begin Task material

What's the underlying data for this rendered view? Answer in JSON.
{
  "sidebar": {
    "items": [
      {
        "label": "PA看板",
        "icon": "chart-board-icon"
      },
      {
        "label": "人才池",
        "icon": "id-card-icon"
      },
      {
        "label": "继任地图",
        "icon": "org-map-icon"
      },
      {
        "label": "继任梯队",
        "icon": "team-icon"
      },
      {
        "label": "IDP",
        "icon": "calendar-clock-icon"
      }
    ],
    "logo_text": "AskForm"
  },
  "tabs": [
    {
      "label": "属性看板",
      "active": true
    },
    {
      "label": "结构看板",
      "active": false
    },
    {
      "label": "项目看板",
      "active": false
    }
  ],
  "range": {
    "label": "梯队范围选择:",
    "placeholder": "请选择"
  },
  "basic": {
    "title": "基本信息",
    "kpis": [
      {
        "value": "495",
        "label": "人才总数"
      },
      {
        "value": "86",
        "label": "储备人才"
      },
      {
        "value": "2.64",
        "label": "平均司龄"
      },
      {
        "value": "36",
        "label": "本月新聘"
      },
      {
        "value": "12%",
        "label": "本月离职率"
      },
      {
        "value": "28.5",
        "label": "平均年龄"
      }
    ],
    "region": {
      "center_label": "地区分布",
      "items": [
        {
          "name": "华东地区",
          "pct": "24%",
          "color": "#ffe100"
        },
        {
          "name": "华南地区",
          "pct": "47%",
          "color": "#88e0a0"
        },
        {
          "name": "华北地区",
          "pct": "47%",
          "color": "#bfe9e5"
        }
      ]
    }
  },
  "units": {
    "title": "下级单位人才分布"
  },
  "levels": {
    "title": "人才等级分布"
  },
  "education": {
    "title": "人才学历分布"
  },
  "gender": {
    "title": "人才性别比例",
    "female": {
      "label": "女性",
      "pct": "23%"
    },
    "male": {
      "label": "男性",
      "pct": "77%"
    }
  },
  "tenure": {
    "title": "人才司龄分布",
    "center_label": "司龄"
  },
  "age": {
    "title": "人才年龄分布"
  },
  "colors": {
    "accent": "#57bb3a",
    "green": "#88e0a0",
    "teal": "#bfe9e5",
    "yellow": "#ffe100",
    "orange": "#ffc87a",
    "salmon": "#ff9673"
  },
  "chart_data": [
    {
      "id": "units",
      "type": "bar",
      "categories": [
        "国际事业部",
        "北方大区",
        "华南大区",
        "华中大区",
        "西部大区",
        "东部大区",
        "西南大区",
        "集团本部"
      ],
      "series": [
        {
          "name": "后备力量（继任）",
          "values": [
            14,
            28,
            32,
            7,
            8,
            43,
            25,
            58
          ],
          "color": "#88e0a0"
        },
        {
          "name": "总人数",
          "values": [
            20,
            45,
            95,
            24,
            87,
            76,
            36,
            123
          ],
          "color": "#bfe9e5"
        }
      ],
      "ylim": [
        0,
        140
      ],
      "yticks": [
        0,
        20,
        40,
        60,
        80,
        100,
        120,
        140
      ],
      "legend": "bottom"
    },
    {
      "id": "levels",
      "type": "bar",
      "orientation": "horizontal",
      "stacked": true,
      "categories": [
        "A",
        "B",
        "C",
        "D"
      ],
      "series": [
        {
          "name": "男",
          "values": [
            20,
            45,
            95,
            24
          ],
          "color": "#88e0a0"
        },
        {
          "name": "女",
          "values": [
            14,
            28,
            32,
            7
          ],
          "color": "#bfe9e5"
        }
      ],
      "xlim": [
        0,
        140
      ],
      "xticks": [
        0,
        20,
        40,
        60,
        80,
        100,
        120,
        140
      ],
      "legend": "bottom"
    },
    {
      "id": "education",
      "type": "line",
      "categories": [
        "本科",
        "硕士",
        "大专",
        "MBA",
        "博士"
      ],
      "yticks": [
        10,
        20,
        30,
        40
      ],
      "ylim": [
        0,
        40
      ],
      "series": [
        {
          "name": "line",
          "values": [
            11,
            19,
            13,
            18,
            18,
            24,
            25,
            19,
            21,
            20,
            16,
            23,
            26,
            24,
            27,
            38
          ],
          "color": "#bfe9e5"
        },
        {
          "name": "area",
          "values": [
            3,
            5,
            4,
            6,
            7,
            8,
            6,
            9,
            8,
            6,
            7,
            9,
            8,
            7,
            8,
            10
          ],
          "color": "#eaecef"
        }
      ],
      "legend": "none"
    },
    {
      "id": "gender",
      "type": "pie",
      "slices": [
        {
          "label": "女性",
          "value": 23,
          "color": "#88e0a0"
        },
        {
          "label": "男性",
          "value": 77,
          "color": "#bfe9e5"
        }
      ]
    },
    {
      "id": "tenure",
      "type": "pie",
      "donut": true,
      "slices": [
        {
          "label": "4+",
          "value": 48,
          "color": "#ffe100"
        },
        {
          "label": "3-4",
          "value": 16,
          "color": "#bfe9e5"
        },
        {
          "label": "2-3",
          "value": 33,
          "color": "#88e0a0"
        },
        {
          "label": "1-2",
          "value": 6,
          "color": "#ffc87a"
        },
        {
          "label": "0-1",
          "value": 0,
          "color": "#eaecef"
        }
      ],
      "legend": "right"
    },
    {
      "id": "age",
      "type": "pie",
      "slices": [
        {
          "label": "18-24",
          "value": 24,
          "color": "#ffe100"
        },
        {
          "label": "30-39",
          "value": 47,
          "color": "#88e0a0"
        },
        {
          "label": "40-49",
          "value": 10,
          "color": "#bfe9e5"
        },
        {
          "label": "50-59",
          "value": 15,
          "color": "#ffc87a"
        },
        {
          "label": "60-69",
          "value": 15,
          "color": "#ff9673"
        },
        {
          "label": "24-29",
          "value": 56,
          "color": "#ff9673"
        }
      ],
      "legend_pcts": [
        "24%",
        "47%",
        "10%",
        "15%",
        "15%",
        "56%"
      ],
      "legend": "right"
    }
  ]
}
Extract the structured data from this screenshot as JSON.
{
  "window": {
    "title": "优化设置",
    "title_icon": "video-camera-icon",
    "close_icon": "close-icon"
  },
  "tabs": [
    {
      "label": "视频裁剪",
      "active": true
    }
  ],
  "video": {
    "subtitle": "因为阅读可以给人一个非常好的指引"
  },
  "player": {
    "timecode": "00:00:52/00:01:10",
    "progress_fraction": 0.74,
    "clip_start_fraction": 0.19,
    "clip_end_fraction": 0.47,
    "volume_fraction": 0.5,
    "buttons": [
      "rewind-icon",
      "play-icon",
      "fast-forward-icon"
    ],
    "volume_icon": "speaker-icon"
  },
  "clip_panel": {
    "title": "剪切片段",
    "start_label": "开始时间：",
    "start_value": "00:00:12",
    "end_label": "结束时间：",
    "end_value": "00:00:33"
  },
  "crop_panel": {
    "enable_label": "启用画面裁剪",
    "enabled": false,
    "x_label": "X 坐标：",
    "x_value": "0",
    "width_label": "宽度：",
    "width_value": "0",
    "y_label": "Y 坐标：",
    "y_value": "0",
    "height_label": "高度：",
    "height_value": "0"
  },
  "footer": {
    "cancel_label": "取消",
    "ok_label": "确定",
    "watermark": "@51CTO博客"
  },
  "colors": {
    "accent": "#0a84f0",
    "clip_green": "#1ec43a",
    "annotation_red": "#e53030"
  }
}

end Task material

Exercise description>
Reproduce the listing shown above in its entirety, exactly.

Expected answer>
What's the underlying data for this rendered view? Answer in JSON.
{
  "sidebar": {
    "items": [
      {
        "label": "PA看板",
        "icon": "chart-board-icon"
      },
      {
        "label": "人才池",
        "icon": "id-card-icon"
      },
      {
        "label": "继任地图",
        "icon": "org-map-icon"
      },
      {
        "label": "继任梯队",
        "icon": "team-icon"
      },
      {
        "label": "IDP",
        "icon": "calendar-clock-icon"
      }
    ],
    "logo_text": "AskForm"
  },
  "tabs": [
    {
      "label": "属性看板",
      "active": true
    },
    {
      "label": "结构看板",
      "active": false
    },
    {
      "label": "项目看板",
      "active": false
    }
  ],
  "range": {
    "label": "梯队范围选择:",
    "placeholder": "请选择"
  },
  "basic": {
    "title": "基本信息",
    "kpis": [
      {
        "value": "495",
        "label": "人才总数"
      },
      {
        "value": "86",
        "label": "储备人才"
      },
      {
        "value": "2.64",
        "label": "平均司龄"
      },
      {
        "value": "36",
        "label": "本月新聘"
      },
      {
        "value": "12%",
        "label": "本月离职率"
      },
      {
        "value": "28.5",
        "label": "平均年龄"
      }
    ],
    "region": {
      "center_label": "地区分布",
      "items": [
        {
          "name": "华东地区",
          "pct": "24%",
          "color": "#ffe100"
        },
        {
          "name": "华南地区",
          "pct": "47%",
          "color": "#88e0a0"
        },
        {
          "name": "华北地区",
          "pct": "47%",
          "color": "#bfe9e5"
        }
      ]
    }
  },
  "units": {
    "title": "下级单位人才分布"
  },
  "levels": {
    "title": "人才等级分布"
  },
  "education": {
    "title": "人才学历分布"
  },
  "gender": {
    "title": "人才性别比例",
    "female": {
      "label": "女性",
      "pct": "23%"
    },
    "male": {
      "label": "男性",
      "pct": "77%"
    }
  },
  "tenure": {
    "title": "人才司龄分布",
    "center_label": "司龄"
  },
  "age": {
    "title": "人才年龄分布"
  },
  "colors": {
    "accent": "#57bb3a",
    "green": "#88e0a0",
    "teal": "#bfe9e5",
    "yellow": "#ffe100",
    "orange": "#ffc87a",
    "salmon": "#ff9673"
  },
  "chart_data": [
    {
      "id": "units",
      "type": "bar",
      "categories": [
        "国际事业部",
        "北方大区",
        "华南大区",
        "华中大区",
        "西部大区",
        "东部大区",
        "西南大区",
        "集团本部"
      ],
      "series": [
        {
          "name": "后备力量（继任）",
          "values": [
            14,
            28,
            32,
            7,
            8,
            43,
            25,
            58
          ],
          "color": "#88e0a0"
        },
        {
          "name": "总人数",
          "values": [
            20,
            45,
            95,
            24,
            87,
            76,
            36,
            123
          ],
          "color": "#bfe9e5"
        }
      ],
      "ylim": [
        0,
        140
      ],
      "yticks": [
        0,
        20,
        40,
        60,
        80,
        100,
        120,
        140
      ],
      "legend": "bottom"
    },
    {
      "id": "levels",
      "type": "bar",
      "orientation": "horizontal",
      "stacked": true,
      "categories": [
        "A",
        "B",
        "C",
        "D"
      ],
      "series": [
        {
          "name": "男",
          "values": [
            20,
            45,
            95,
            24
          ],
          "color": "#88e0a0"
        },
        {
          "name": "女",
          "values": [
            14,
            28,
            32,
            7
          ],
          "color": "#bfe9e5"
        }
      ],
      "xlim": [
        0,
        140
      ],
      "xticks": [
        0,
        20,
        40,
        60,
        80,
        100,
        120,
        140
      ],
      "legend": "bottom"
    },
    {
      "id": "education",
      "type": "line",
      "categories": [
        "本科",
        "硕士",
        "大专",
        "MBA",
        "博士"
      ],
      "yticks": [
        10,
        20,
        30,
        40
      ],
      "ylim": [
        0,
        40
      ],
      "series": [
        {
          "name": "line",
          "values": [
            11,
            19,
            13,
            18,
            18,
            24,
            25,
            19,
            21,
            20,
            16,
            23,
            26,
            24,
            27,
            38
          ],
          "color": "#bfe9e5"
        },
        {
          "name": "area",
          "values": [
            3,
            5,
            4,
            6,
            7,
            8,
            6,
            9,
            8,
            6,
            7,
            9,
            8,
            7,
            8,
            10
          ],
          "color": "#eaecef"
        }
      ],
      "legend": "none"
    },
    {
      "id": "gender",
      "type": "pie",
      "slices": [
        {
          "label": "女性",
          "value": 23,
          "color": "#88e0a0"
        },
        {
          "label": "男性",
          "value": 77,
          "color": "#bfe9e5"
        }
      ]
    },
    {
      "id": "tenure",
      "type": "pie",
      "donut": true,
      "slices": [
        {
          "label": "4+",
          "value": 48,
          "color": "#ffe100"
        },
        {
          "label": "3-4",
          "value": 16,
          "color": "#bfe9e5"
        },
        {
          "label": "2-3",
          "value": 33,
          "color": "#88e0a0"
        },
        {
          "label": "1-2",
          "value": 6,
          "color": "#ffc87a"
        },
        {
          "label": "0-1",
          "value": 0,
          "color": "#eaecef"
        }
      ],
      "legend": "right"
    },
    {
      "id": "age",
      "type": "pie",
      "slices": [
        {
          "label": "18-24",
          "value": 24,
          "color": "#ffe100"
        },
        {
          "label": "30-39",
          "value": 47,
          "color": "#88e0a0"
        },
        {
          "label": "40-49",
          "value": 10,
          "color": "#bfe9e5"
        },
        {
          "label": "50-59",
          "value": 15,
          "color": "#ffc87a"
        },
        {
          "label": "60-69",
          "value": 15,
          "color": "#ff9673"
        },
        {
          "label": "24-29",
          "value": 56,
          "color": "#ff9673"
        }
      ],
      "legend_pcts": [
        "24%",
        "47%",
        "10%",
        "15%",
        "15%",
        "56%"
      ],
      "legend": "right"
    }
  ]
}
Extract the structured data from this screenshot as JSON.
{
  "window": {
    "title": "优化设置",
    "title_icon": "video-camera-icon",
    "close_icon": "close-icon"
  },
  "tabs": [
    {
      "label": "视频裁剪",
      "active": true
    }
  ],
  "video": {
    "subtitle": "因为阅读可以给人一个非常好的指引"
  },
  "player": {
    "timecode": "00:00:52/00:01:10",
    "progress_fraction": 0.74,
    "clip_start_fraction": 0.19,
    "clip_end_fraction": 0.47,
    "volume_fraction": 0.5,
    "buttons": [
      "rewind-icon",
      "play-icon",
      "fast-forward-icon"
    ],
    "volume_icon": "speaker-icon"
  },
  "clip_panel": {
    "title": "剪切片段",
    "start_label": "开始时间：",
    "start_value": "00:00:12",
    "end_label": "结束时间：",
    "end_value": "00:00:33"
  },
  "crop_panel": {
    "enable_label": "启用画面裁剪",
    "enabled": false,
    "x_label": "X 坐标：",
    "x_value": "0",
    "width_label": "宽度：",
    "width_value": "0",
    "y_label": "Y 坐标：",
    "y_value": "0",
    "height_label": "高度：",
    "height_value": "0"
  },
  "footer": {
    "cancel_label": "取消",
    "ok_label": "确定",
    "watermark": "@51CTO博客"
  },
  "colors": {
    "accent": "#0a84f0",
    "clip_green": "#1ec43a",
    "annotation_red": "#e53030"
  }
}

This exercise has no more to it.